_WHAT YOU SHOULD DO:_
Set down the material below in full, matching it exactly.
━━━━━━
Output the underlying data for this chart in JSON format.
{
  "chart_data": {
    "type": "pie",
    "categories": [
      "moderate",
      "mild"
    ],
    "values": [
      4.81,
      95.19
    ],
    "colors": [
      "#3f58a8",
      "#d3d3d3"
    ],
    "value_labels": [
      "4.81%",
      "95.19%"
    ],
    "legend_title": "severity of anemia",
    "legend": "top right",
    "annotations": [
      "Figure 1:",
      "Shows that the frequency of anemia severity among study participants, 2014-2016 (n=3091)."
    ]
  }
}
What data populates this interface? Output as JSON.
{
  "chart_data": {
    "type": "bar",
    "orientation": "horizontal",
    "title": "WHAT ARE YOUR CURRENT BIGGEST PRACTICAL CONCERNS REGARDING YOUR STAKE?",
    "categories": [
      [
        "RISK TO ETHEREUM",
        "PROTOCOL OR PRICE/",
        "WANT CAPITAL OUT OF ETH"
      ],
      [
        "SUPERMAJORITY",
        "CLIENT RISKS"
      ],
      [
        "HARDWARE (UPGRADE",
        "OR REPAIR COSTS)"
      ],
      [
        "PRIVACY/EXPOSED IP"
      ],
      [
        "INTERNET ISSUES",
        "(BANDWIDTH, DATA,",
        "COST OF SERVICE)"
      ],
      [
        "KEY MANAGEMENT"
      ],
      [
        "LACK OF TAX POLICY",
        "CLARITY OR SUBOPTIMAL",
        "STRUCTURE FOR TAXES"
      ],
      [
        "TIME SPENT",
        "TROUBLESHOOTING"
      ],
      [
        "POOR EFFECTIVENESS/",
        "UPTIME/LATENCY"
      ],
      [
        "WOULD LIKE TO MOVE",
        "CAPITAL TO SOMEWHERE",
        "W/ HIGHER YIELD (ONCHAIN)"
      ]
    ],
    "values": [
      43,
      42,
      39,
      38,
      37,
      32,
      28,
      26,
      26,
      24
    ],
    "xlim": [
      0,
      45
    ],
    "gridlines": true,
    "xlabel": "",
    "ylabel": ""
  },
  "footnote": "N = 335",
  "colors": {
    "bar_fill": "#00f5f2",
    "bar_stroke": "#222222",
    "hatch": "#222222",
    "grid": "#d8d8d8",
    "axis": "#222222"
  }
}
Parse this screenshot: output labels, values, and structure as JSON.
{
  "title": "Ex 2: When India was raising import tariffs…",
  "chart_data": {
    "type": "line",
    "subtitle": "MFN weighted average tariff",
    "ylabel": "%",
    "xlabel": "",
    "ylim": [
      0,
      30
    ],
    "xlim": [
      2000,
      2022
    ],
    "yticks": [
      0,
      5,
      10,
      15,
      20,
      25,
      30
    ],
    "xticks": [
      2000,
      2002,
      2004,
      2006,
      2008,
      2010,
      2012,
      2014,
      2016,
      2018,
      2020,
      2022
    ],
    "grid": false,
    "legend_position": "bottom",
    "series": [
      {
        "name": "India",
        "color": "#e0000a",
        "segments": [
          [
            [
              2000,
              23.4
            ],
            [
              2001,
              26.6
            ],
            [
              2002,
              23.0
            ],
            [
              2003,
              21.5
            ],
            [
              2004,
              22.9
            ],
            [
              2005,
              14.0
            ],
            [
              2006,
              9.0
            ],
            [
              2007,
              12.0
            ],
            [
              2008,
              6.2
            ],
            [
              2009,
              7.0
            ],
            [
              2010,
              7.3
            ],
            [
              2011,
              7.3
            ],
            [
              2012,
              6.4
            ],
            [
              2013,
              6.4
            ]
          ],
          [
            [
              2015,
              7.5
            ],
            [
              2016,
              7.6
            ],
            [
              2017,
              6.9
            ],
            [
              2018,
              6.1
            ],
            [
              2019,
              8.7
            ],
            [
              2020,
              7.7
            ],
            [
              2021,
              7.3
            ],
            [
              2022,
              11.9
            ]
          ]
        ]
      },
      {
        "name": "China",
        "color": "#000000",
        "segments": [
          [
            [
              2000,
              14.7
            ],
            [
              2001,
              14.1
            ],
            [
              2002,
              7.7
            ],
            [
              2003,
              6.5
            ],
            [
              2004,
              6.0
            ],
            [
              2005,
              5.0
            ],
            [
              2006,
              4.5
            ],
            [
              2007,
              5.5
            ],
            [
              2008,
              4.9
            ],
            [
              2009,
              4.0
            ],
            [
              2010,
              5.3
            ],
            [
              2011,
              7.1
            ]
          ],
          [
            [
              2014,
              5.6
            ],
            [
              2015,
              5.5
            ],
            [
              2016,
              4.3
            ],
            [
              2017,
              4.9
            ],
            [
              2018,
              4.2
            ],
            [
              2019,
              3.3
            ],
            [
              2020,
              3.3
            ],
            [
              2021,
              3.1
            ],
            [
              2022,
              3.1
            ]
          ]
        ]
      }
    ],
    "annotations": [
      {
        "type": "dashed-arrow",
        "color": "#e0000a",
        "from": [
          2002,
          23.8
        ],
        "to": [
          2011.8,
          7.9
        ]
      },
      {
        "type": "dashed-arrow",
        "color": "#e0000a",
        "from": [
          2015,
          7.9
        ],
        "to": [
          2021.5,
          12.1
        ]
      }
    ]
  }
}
━━━━━━
_EXERCISE SOLUTION:_
Output the underlying data for this chart in JSON format.
{
  "chart_data": {
    "type": "pie",
    "categories": [
      "moderate",
      "mild"
    ],
    "values": [
      4.81,
      95.19
    ],
    "colors": [
      "#3f58a8",
      "#d3d3d3"
    ],
    "value_labels": [
      "4.81%",
      "95.19%"
    ],
    "legend_title": "severity of anemia",
    "legend": "top right",
    "annotations": [
      "Figure 1:",
      "Shows that the frequency of anemia severity among study participants, 2014-2016 (n=3091)."
    ]
  }
}
What data populates this interface? Output as JSON.
{
  "chart_data": {
    "type": "bar",
    "orientation": "horizontal",
    "title": "WHAT ARE YOUR CURRENT BIGGEST PRACTICAL CONCERNS REGARDING YOUR STAKE?",
    "categories": [
      [
        "RISK TO ETHEREUM",
        "PROTOCOL OR PRICE/",
        "WANT CAPITAL OUT OF ETH"
      ],
      [
        "SUPERMAJORITY",
        "CLIENT RISKS"
      ],
      [
        "HARDWARE (UPGRADE",
        "OR REPAIR COSTS)"
      ],
      [
        "PRIVACY/EXPOSED IP"
      ],
      [
        "INTERNET ISSUES",
        "(BANDWIDTH, DATA,",
        "COST OF SERVICE)"
      ],
      [
        "KEY MANAGEMENT"
      ],
      [
        "LACK OF TAX POLICY",
        "CLARITY OR SUBOPTIMAL",
        "STRUCTURE FOR TAXES"
      ],
      [
        "TIME SPENT",
        "TROUBLESHOOTING"
      ],
      [
        "POOR EFFECTIVENESS/",
        "UPTIME/LATENCY"
      ],
      [
        "WOULD LIKE TO MOVE",
        "CAPITAL TO SOMEWHERE",
        "W/ HIGHER YIELD (ONCHAIN)"
      ]
    ],
    "values": [
      43,
      42,
      39,
      38,
      37,
      32,
      28,
      26,
      26,
      24
    ],
    "xlim": [
      0,
      45
    ],
    "gridlines": true,
    "xlabel": "",
    "ylabel": ""
  },
  "footnote": "N = 335",
  "colors": {
    "bar_fill": "#00f5f2",
    "bar_stroke": "#222222",
    "hatch": "#222222",
    "grid": "#d8d8d8",
    "axis": "#222222"
  }
}
Parse this screenshot: output labels, values, and structure as JSON.
{
  "title": "Ex 2: When India was raising import tariffs…",
  "chart_data": {
    "type": "line",
    "subtitle": "MFN weighted average tariff",
    "ylabel": "%",
    "xlabel": "",
    "ylim": [
      0,
      30
    ],
    "xlim": [
      2000,
      2022
    ],
    "yticks": [
      0,
      5,
      10,
      15,
      20,
      25,
      30
    ],
    "xticks": [
      2000,
      2002,
      2004,
      2006,
      2008,
      2010,
      2012,
      2014,
      2016,
      2018,
      2020,
      2022
    ],
    "grid": false,
    "legend_position": "bottom",
    "series": [
      {
        "name": "India",
        "color": "#e0000a",
        "segments": [
          [
            [
              2000,
              23.4
            ],
            [
              2001,
              26.6
            ],
            [
              2002,
              23.0
            ],
            [
              2003,
              21.5
            ],
            [
              2004,
              22.9
            ],
            [
              2005,
              14.0
            ],
            [
              2006,
              9.0
            ],
            [
              2007,
              12.0
            ],
            [
              2008,
              6.2
            ],
            [
              2009,
              7.0
            ],
            [
              2010,
              7.3
            ],
            [
              2011,
              7.3
            ],
            [
              2012,
              6.4
            ],
            [
              2013,
              6.4
            ]
          ],
          [
            [
              2015,
              7.5
            ],
            [
              2016,
              7.6
            ],
            [
              2017,
              6.9
            ],
            [
              2018,
              6.1
            ],
            [
              2019,
              8.7
            ],
            [
              2020,
              7.7
            ],
            [
              2021,
              7.3
            ],
            [
              2022,
              11.9
            ]
          ]
        ]
      },
      {
        "name": "China",
        "color": "#000000",
        "segments": [
          [
            [
              2000,
              14.7
            ],
            [
              2001,
              14.1
            ],
            [
              2002,
              7.7
            ],
            [
              2003,
              6.5
            ],
            [
              2004,
              6.0
            ],
            [
              2005,
              5.0
            ],
            [
              2006,
              4.5
            ],
            [
              2007,
              5.5
            ],
            [
              2008,
              4.9
            ],
            [
              2009,
              4.0
            ],
            [
              2010,
              5.3
            ],
            [
              2011,
              7.1
            ]
          ],
          [
            [
              2014,
              5.6
            ],
            [
              2015,
              5.5
            ],
            [
              2016,
              4.3
            ],
            [
              2017,
              4.9
            ],
            [
              2018,
              4.2
            ],
            [
              2019,
              3.3
            ],
            [
              2020,
              3.3
            ],
            [
              2021,
              3.1
            ],
            [
              2022,
              3.1
            ]
          ]
        ]
      }
    ],
    "annotations": [
      {
        "type": "dashed-arrow",
        "color": "#e0000a",
        "from": [
          2002,
          23.8
        ],
        "to": [
          2011.8,
          7.9
        ]
      },
      {
        "type": "dashed-arrow",
        "color": "#e0000a",
        "from": [
          2015,
          7.9
        ],
        "to": [
          2021.5,
          12.1
        ]
      }
    ]
  }
}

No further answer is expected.